*TASK SET*:
1. Translate this sentence from the report on China's coronavirus cases into Spanish: "Imported infections, mostly among Chinese nationals returning home, now pose the biggest concern for authorities."
2. Reproduce part of the coronavirus report word for word, beginning at the words "Imported infections, mostly" and stopping after the words "the United States.".

*SOURCE EXTRACT*:
---
Mainland China reported its first locally transmitted coronavirus case in three days and 54 new imported cases, as Beijing ordered airlines to sharply cut international flights, for fear travelers could reignite the coronavirus outbreak.
Thursday’s 55 new cases were down from 67 a day earlier, the National Health Commission said in a statement on Friday, taking the tally of infections to 81,340, as five new deaths raised the toll to 3,292.
Imported infections, mostly among Chinese nationals returning home, now pose the biggest concern for authorities.
The commercial capital of Shanghai reported the most new imported cases with 17, followed by 12 in the southern province of Guangdong and four each in the capital Beijing and the nearby city of Tianjin.
Shanghai now has 125 patients who arrived from overseas, including 46 from Britain and 27 from the United States.
The central province of Hubei, with a population of about 60 million, where the virus first appeared late last year, reported no new cases on Thursday, a day after lifting a lockdown and reopening its borders as the epidemic eased there.
---
*DATA EXCERPTS*:
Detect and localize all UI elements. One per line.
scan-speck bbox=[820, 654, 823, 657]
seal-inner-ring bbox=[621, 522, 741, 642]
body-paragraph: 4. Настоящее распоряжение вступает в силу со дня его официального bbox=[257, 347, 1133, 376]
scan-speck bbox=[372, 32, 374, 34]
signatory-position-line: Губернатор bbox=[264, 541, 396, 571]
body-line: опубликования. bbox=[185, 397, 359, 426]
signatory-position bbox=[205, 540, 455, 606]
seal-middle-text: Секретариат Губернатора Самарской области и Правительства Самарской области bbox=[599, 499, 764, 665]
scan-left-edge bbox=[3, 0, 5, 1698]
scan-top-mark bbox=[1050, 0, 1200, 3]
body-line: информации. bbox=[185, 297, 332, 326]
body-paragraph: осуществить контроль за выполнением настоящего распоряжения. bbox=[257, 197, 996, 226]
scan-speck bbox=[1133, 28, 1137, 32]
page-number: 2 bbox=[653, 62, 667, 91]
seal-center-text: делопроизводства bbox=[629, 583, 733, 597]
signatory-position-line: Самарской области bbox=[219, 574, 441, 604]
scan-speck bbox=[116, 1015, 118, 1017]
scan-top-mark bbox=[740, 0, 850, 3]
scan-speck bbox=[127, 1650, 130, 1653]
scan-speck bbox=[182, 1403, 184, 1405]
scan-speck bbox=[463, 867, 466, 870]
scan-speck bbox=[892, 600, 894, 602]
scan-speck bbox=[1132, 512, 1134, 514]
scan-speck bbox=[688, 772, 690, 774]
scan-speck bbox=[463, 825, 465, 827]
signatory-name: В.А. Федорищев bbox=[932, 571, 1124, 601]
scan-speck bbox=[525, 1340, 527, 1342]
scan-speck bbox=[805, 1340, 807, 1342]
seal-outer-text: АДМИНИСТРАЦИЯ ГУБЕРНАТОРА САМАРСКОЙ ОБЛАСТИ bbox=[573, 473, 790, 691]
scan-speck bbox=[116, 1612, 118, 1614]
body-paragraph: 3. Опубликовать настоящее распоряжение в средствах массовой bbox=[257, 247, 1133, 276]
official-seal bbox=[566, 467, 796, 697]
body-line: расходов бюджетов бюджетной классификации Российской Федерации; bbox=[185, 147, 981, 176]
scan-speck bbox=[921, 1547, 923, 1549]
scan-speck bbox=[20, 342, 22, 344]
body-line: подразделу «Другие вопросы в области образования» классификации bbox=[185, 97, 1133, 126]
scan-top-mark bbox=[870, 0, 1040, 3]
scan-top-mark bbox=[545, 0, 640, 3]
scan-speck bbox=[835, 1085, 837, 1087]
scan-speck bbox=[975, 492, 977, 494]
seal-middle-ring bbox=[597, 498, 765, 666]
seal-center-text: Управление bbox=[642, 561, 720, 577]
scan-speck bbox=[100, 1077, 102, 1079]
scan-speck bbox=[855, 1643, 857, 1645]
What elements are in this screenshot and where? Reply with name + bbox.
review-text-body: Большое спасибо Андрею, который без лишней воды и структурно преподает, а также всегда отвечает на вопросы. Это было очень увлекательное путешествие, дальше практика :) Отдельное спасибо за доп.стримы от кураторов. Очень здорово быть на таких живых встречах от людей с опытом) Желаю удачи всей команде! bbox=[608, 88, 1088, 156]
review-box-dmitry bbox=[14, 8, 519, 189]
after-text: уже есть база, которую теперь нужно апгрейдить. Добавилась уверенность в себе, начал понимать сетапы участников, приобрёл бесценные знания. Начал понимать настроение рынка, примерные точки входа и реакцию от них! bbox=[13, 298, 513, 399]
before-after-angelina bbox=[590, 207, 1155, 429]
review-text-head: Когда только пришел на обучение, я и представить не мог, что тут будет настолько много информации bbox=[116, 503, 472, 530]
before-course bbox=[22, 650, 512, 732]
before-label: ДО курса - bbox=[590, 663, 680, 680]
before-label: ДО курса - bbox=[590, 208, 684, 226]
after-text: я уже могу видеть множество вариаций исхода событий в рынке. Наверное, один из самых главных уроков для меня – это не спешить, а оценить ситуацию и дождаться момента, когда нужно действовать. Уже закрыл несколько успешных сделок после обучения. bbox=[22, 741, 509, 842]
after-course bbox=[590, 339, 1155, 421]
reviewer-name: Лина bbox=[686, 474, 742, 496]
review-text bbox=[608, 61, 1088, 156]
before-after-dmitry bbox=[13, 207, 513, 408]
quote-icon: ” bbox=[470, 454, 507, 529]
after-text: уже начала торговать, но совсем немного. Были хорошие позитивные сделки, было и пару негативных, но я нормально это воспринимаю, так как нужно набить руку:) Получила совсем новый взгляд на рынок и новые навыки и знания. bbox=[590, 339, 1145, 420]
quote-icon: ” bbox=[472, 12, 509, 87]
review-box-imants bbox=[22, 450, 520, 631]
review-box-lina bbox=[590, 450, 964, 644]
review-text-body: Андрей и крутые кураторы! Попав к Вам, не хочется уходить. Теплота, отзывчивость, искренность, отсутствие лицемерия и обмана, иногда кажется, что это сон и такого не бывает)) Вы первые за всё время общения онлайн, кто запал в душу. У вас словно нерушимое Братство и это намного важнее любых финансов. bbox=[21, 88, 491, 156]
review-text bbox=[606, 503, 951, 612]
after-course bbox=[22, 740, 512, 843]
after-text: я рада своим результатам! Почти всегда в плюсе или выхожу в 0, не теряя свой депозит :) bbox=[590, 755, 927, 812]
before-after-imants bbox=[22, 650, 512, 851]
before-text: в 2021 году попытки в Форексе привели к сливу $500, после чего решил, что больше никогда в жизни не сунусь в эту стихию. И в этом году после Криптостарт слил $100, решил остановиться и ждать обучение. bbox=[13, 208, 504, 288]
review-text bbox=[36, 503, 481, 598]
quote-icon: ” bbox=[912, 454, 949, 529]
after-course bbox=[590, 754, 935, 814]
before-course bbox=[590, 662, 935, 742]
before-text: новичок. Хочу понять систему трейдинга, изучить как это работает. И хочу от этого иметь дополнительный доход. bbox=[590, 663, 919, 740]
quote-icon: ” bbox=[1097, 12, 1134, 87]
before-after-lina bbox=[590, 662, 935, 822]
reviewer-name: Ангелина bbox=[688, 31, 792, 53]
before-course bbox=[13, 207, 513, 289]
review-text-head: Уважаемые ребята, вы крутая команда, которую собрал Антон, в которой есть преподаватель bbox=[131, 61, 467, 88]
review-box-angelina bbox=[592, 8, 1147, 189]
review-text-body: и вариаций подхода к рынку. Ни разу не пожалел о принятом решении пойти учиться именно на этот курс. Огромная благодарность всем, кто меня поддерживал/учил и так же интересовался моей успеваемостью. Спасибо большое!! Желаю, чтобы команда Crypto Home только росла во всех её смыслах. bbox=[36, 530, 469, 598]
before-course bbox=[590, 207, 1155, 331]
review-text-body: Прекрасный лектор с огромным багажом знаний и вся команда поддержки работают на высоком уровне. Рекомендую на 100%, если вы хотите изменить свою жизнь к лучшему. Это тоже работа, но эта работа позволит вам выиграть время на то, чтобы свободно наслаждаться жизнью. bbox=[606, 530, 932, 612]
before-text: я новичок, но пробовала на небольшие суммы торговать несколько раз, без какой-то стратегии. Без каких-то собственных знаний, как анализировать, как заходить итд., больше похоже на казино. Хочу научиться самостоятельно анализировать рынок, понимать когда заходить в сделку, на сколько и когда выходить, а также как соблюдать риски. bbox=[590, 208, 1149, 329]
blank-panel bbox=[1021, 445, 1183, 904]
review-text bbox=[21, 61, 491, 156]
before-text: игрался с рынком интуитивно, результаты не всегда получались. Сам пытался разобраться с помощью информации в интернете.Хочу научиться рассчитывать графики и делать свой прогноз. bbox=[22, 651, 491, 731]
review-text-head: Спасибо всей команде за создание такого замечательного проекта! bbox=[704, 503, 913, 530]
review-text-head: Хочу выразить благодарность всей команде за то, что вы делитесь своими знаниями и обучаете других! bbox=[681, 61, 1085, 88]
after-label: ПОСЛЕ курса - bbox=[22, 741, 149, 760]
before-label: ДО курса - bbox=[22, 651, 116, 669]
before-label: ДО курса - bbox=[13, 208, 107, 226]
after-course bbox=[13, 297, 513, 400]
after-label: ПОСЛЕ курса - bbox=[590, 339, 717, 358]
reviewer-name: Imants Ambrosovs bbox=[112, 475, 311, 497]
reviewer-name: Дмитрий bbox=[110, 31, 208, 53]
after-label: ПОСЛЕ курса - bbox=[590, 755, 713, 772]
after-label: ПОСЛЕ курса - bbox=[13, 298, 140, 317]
---
*ANSWERS FOR THE TASKS*:
1. Las infecciones importadas, en su mayoría entre ciudadanos chinos que regresan a casa, representan ahora la mayor preocupación para las autoridades.

2.
Imported infections, mostly among Chinese nationals returning home, now pose the biggest concern for authorities.
The commercial capital of Shanghai reported the most new imported cases with 17, followed by 12 in the southern province of Guangdong and four each in the capital Beijing and the nearby city of Tianjin.
Shanghai now has 125 patients who arrived from overseas, including 46 from Britain and 27 from the United States.